Exercise directions
Give only the number of lines that contain the word "true".

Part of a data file
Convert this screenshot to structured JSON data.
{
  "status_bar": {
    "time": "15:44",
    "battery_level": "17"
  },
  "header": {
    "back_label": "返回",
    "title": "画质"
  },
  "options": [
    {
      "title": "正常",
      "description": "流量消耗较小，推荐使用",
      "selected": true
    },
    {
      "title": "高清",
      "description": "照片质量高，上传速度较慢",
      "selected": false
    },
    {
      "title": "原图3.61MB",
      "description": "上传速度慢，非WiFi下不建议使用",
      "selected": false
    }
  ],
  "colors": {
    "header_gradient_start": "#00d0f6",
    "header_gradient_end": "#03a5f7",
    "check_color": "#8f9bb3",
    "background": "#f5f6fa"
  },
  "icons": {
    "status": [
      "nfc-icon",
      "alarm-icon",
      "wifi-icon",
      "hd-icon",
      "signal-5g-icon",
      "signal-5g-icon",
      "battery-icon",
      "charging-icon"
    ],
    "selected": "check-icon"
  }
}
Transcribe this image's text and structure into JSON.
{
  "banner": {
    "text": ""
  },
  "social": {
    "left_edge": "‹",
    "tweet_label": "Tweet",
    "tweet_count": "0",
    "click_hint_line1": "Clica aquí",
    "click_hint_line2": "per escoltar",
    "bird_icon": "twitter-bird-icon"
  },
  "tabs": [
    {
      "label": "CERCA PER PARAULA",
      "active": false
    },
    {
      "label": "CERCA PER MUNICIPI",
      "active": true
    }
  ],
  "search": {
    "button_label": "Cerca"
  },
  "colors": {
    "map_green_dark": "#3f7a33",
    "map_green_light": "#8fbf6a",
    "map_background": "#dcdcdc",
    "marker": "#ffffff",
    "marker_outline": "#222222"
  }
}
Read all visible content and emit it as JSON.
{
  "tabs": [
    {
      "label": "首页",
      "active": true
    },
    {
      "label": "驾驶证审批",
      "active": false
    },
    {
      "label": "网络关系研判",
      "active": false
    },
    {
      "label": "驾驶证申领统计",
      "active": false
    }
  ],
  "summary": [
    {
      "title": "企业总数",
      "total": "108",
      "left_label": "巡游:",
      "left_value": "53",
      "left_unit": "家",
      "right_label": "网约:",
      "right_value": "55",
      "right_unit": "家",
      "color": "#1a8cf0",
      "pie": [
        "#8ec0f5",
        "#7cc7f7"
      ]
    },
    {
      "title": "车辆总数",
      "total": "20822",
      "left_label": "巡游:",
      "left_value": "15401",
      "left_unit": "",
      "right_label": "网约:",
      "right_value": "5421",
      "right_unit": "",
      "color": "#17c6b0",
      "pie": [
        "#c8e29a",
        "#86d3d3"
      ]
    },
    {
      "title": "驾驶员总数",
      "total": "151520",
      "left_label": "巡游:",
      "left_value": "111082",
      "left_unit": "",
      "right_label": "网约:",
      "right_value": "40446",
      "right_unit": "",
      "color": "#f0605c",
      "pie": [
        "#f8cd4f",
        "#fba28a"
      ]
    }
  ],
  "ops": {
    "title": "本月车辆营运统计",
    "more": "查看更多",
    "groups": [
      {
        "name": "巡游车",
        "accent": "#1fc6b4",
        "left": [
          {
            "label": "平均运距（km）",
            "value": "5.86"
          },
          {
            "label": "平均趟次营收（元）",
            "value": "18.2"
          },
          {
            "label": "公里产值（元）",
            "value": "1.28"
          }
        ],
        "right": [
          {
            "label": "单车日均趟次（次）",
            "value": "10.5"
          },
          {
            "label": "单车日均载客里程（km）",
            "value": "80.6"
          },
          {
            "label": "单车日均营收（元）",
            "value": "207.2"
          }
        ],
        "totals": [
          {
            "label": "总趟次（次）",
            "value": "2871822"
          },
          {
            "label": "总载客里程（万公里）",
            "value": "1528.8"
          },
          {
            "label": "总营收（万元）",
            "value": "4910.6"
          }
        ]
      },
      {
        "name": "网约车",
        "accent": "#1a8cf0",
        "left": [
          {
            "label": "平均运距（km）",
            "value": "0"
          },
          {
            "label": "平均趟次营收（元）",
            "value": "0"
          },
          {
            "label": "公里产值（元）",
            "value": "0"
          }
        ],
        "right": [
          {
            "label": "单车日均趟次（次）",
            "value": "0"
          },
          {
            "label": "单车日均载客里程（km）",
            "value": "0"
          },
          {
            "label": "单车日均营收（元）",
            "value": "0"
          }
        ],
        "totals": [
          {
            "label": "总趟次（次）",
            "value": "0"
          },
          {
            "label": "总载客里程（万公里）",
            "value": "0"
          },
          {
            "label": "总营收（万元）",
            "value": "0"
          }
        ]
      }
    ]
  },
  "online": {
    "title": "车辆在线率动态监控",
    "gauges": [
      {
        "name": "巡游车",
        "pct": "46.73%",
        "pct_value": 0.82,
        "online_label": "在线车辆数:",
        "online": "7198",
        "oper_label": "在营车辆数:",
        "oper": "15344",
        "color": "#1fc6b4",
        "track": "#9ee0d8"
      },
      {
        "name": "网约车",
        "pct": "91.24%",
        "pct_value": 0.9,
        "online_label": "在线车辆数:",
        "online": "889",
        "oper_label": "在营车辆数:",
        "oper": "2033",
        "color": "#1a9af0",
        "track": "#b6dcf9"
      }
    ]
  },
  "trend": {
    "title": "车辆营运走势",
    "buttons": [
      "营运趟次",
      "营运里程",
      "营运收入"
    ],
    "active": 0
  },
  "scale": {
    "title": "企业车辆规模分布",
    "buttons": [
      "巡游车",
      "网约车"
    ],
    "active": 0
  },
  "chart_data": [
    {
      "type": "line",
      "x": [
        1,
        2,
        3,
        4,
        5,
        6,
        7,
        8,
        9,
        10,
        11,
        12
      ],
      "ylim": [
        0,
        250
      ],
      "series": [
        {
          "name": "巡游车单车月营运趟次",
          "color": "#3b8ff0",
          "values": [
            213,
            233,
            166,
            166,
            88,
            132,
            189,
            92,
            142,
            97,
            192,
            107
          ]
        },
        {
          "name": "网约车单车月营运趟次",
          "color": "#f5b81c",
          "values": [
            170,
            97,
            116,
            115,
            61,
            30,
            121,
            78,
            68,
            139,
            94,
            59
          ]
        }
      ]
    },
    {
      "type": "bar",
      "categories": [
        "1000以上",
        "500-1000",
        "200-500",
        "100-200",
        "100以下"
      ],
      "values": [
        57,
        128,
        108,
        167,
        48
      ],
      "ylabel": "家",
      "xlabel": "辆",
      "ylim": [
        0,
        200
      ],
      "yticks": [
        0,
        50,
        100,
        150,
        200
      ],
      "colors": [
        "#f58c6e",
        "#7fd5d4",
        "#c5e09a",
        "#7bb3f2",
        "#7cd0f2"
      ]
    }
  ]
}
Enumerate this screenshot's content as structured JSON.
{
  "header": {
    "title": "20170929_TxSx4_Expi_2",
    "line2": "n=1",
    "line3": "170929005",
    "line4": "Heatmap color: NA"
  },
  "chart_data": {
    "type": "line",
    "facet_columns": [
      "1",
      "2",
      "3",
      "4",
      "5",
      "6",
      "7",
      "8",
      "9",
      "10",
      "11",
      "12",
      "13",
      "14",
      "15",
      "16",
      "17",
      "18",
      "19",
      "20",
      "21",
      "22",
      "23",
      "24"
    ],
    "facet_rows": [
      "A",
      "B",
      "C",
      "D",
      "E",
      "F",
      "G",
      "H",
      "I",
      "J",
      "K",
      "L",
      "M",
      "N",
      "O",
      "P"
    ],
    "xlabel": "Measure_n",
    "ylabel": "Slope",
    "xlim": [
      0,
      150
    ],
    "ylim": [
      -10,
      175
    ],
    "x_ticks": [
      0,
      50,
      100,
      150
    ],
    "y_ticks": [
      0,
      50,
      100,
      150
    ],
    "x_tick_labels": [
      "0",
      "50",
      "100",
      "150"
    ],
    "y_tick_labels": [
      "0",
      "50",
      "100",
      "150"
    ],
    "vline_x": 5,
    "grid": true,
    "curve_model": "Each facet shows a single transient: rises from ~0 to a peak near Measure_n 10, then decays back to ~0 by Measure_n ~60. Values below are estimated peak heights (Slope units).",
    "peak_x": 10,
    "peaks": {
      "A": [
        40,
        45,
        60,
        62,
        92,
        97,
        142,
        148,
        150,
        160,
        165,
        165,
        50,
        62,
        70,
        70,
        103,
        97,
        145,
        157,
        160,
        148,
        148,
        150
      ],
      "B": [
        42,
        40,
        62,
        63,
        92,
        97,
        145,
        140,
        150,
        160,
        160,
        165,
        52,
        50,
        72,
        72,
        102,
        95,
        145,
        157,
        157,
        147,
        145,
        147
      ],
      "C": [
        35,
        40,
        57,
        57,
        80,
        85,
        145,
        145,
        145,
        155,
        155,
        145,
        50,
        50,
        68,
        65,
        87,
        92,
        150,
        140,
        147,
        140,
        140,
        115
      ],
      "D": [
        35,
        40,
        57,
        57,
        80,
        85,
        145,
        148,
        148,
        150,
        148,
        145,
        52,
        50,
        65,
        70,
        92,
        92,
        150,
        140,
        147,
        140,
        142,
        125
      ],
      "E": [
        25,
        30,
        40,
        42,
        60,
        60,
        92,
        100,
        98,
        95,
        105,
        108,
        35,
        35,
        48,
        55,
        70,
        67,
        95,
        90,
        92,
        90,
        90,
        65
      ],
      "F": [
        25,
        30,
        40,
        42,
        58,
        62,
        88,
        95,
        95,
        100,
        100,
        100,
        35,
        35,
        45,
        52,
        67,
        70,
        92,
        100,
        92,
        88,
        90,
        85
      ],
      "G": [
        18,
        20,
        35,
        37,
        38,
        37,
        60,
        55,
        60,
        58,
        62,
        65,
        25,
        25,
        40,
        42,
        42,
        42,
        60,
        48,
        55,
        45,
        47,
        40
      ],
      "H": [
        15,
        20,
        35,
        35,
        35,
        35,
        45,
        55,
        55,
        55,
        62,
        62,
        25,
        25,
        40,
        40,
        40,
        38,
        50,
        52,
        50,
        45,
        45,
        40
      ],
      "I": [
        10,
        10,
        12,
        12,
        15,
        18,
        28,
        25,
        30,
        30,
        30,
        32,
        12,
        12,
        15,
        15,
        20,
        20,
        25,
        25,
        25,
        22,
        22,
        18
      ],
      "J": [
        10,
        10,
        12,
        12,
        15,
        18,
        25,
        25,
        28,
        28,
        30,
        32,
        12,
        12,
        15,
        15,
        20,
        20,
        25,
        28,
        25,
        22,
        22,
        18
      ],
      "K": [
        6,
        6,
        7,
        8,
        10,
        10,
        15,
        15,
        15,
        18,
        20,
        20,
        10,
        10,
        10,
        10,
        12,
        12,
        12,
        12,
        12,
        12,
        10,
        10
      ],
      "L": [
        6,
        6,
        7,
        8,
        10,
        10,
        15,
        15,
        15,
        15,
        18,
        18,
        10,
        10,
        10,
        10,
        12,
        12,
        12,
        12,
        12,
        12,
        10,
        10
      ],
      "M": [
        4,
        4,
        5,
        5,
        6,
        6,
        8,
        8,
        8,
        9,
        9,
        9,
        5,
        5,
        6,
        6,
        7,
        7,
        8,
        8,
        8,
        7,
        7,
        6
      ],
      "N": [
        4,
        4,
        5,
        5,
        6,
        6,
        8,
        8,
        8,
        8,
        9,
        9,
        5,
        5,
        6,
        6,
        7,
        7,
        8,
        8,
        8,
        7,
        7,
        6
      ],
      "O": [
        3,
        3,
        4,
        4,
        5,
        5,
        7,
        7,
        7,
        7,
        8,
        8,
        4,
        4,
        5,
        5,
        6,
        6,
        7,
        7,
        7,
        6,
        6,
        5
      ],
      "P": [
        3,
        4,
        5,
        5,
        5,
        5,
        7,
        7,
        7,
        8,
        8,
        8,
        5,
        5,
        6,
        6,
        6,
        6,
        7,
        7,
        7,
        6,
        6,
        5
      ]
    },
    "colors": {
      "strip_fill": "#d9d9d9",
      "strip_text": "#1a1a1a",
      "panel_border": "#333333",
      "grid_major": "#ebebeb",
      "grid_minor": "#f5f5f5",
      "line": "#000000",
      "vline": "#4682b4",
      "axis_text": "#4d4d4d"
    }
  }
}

Exercise output
4